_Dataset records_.
★ ★ ★ ★ ★ ★ ★
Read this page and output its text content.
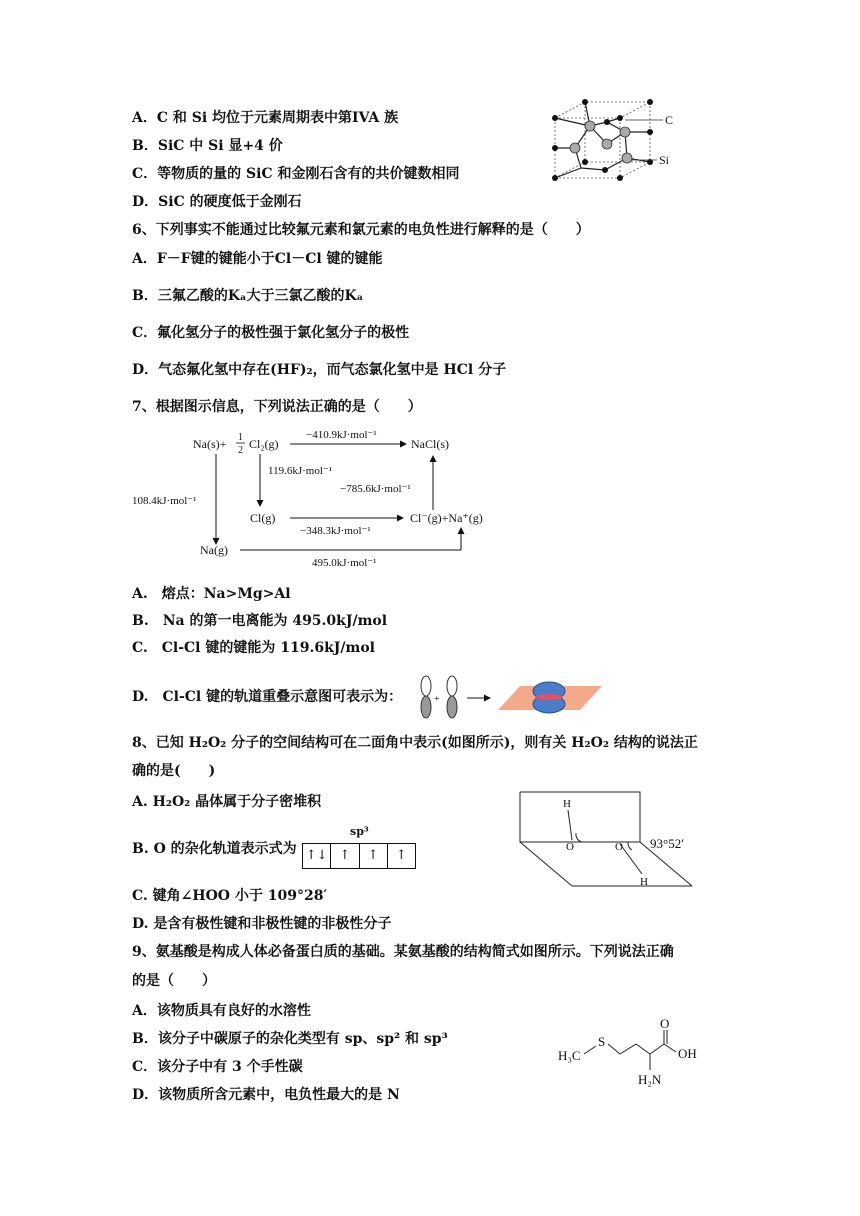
A．C 和 Si 均位于元素周期表中第IVA 族
B．SiC 中 Si 显+4 价
C．等物质的量的 SiC 和金刚石含有的共价键数相同
D．SiC 的硬度低于金刚石
C
Si
6、下列事实不能通过比较氟元素和氯元素的电负性进行解释的是（　　）
A．F－F键的键能小于Cl－Cl 键的键能
B．三氟乙酸的Kₐ大于三氯乙酸的Kₐ
C．氟化氢分子的极性强于氯化氢分子的极性
D．气态氟化氢中存在(HF)₂，而气态氯化氢中是 HCl 分子
7、根据图示信息，下列说法正确的是（　　）
Na(s)+ 1
2 Cl₂(g)
−410.9kJ·mol⁻¹
NaCl(s)
108.4kJ·mol⁻¹
119.6kJ·mol⁻¹
Cl(g)
−348.3kJ·mol⁻¹
Cl⁻(g)+Na⁺(g)
−785.6kJ·mol⁻¹
Na(g)
495.0kJ·mol⁻¹
A.　熔点：Na>Mg>Al
B.　Na 的第一电离能为 495.0kJ/mol
C.　Cl-Cl 键的键能为 119.6kJ/mol
D.　Cl-Cl 键的轨道重叠示意图可表示为：	+
8、已知 H₂O₂ 分子的空间结构可在二面角中表示(如图所示)，则有关 H₂O₂ 结构的说法正
确的是(　　)
A. H₂O₂ 晶体属于分子密堆积
B. O 的杂化轨道表示式为
sp³
↑↓ ↑	↑	↑
C. 键角∠HOO 小于 109°28′
D. 是含有极性键和非极性键的非极性分子
H
O	O
H
93°52′
9、氨基酸是构成人体必备蛋白质的基础。某氨基酸的结构简式如图所示。下列说法正确
的是（　　）
A．该物质具有良好的水溶性
B．该分子中碳原子的杂化类型有 sp、sp² 和 sp³
C．该分子中有 3 个手性碳
D．该物质所含元素中，电负性最大的是 N
H₃C
S
O
OH
H₂N
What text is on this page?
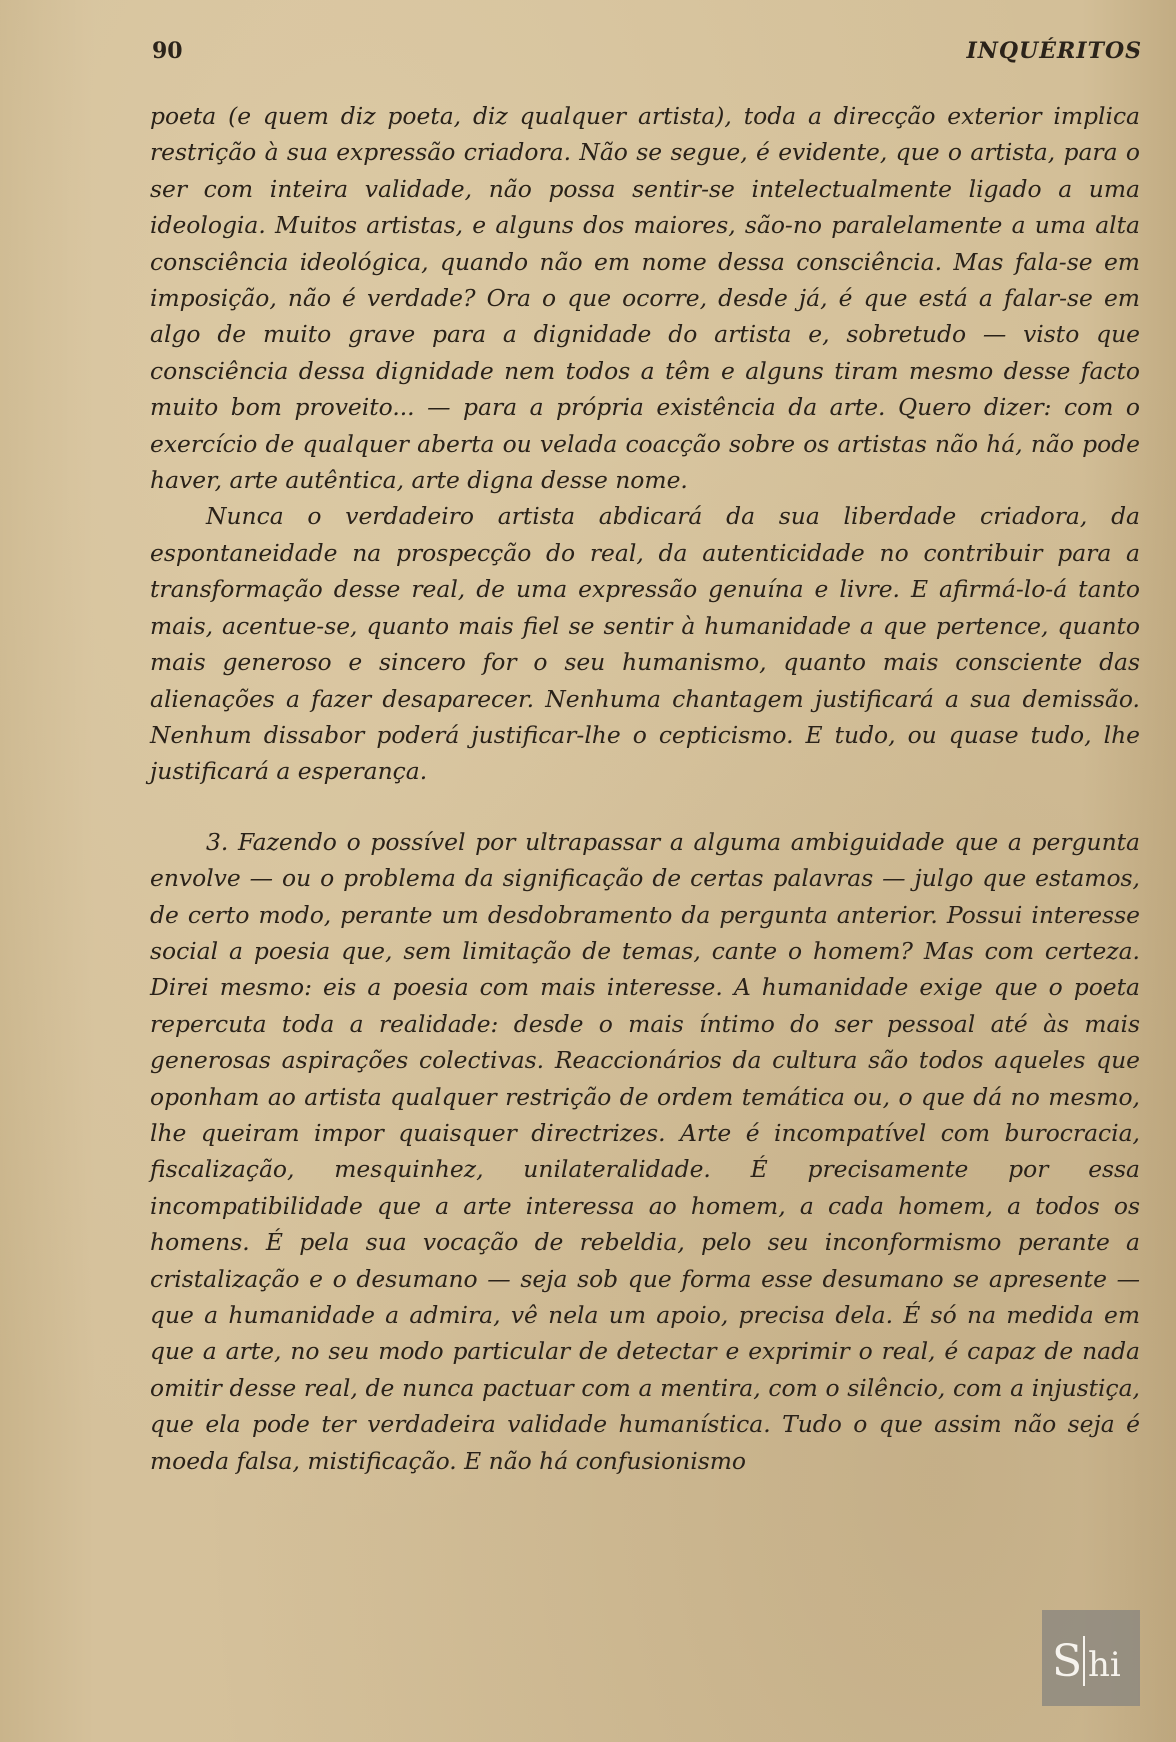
90	INQUÉRITOS

poeta (e quem diz poeta, diz qualquer artista), toda a direcção exterior implica restrição à sua expressão criadora. Não se segue, é evidente, que o artista, para o ser com inteira validade, não possa sentir-se intelectualmente ligado a uma ideologia. Muitos artistas, e alguns dos maiores, são-no paralelamente a uma alta consciência ideológica, quando não em nome dessa consciência. Mas fala-se em imposição, não é verdade? Ora o que ocorre, desde já, é que está a falar-se em algo de muito grave para a dignidade do artista e, sobretudo — visto que consciência dessa dignidade nem todos a têm e alguns tiram mesmo desse facto muito bom proveito... — para a própria existência da arte. Quero dizer: com o exercício de qualquer aberta ou velada coacção sobre os artistas não há, não pode haver, arte autêntica, arte digna desse nome.

Nunca o verdadeiro artista abdicará da sua liberdade criadora, da espontaneidade na prospecção do real, da autenticidade no contribuir para a transformação desse real, de uma expressão genuína e livre. E afirmá-lo-á tanto mais, acentue-se, quanto mais fiel se sentir à humanidade a que pertence, quanto mais generoso e sincero for o seu humanismo, quanto mais consciente das alienações a fazer desaparecer. Nenhuma chantagem justificará a sua demissão. Nenhum dissabor poderá justificar-lhe o cepticismo. E tudo, ou quase tudo, lhe justificará a esperança.

3. Fazendo o possível por ultrapassar a alguma ambiguidade que a pergunta envolve — ou o problema da significação de certas palavras — julgo que estamos, de certo modo, perante um desdobramento da pergunta anterior. Possui interesse social a poesia que, sem limitação de temas, cante o homem? Mas com certeza. Direi mesmo: eis a poesia com mais interesse. A humanidade exige que o poeta repercuta toda a realidade: desde o mais íntimo do ser pessoal até às mais generosas aspirações colectivas. Reaccionários da cultura são todos aqueles que oponham ao artista qualquer restrição de ordem temática ou, o que dá no mesmo, lhe queiram impor quaisquer directrizes. Arte é incompatível com burocracia, fiscalização, mesquinhez, unilateralidade. É precisamente por essa incompatibilidade que a arte interessa ao homem, a cada homem, a todos os homens. É pela sua vocação de rebeldia, pelo seu inconformismo perante a cristalização e o desumano — seja sob que forma esse desumano se apresente — que a humanidade a admira, vê nela um apoio, precisa dela. É só na medida em que a arte, no seu modo particular de detectar e exprimir o real, é capaz de nada omitir desse real, de nunca pactuar com a mentira, com o silêncio, com a injustiça, que ela pode ter verdadeira validade humanística. Tudo o que assim não seja é moeda falsa, mistificação. E não há confusionismo

S hi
★ ★ ★ ★ ★ ★ ★
_Set exercise_.
Extract every line above containing the word "H₂O₂".

_Solution to the exercise_.
8、已知 H₂O₂ 分子的空间结构可在二面角中表示(如图所示)，则有关 H₂O₂ 结构的说法正
A. H₂O₂ 晶体属于分子密堆积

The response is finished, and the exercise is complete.